>> start INFORMATION SUPPLIED

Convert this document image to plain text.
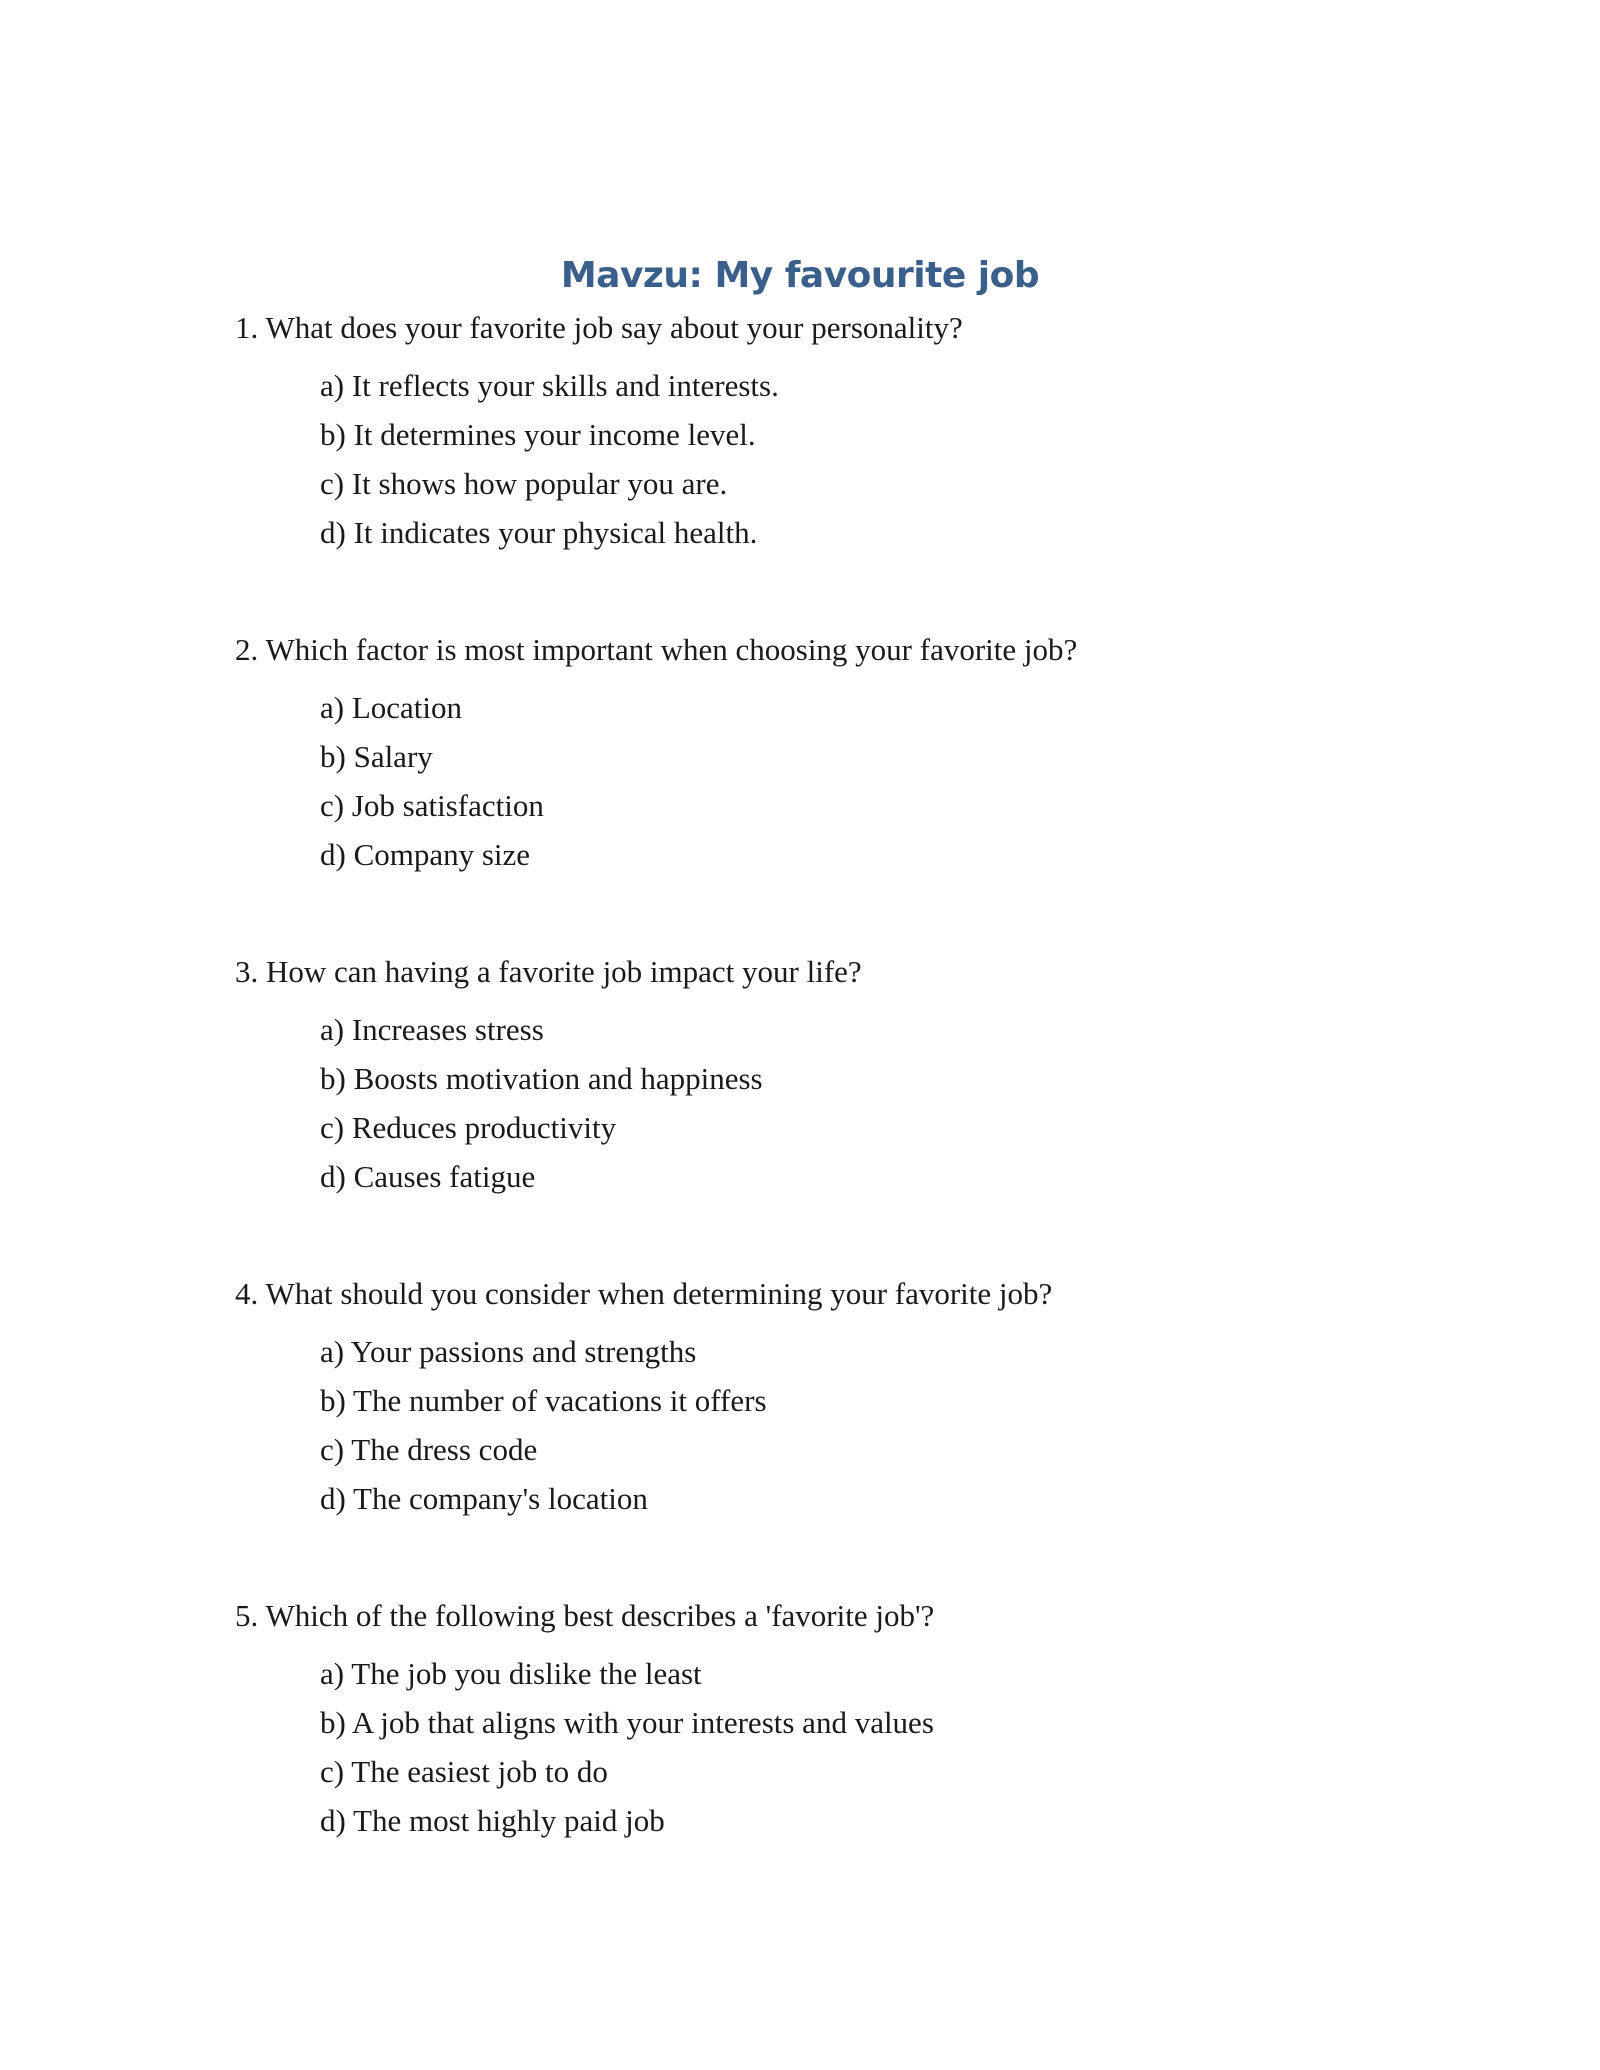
Mavzu: My favourite job

1. What does your favorite job say about your personality?

a) It reflects your skills and interests.
b) It determines your income level.
c) It shows how popular you are.
d) It indicates your physical health.

2. Which factor is most important when choosing your favorite job?

a) Location
b) Salary
c) Job satisfaction
d) Company size

3. How can having a favorite job impact your life?

a) Increases stress
b) Boosts motivation and happiness
c) Reduces productivity
d) Causes fatigue

4. What should you consider when determining your favorite job?

a) Your passions and strengths
b) The number of vacations it offers
c) The dress code
d) The company's location

5. Which of the following best describes a 'favorite job'?

a) The job you dislike the least
b) A job that aligns with your interests and values
c) The easiest job to do
d) The most highly paid job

>> end INFORMATION SUPPLIED

Among the entries above, identify all lines with "when" and copy them.

2. Which factor is most important when choosing your favorite job?
4. What should you consider when determining your favorite job?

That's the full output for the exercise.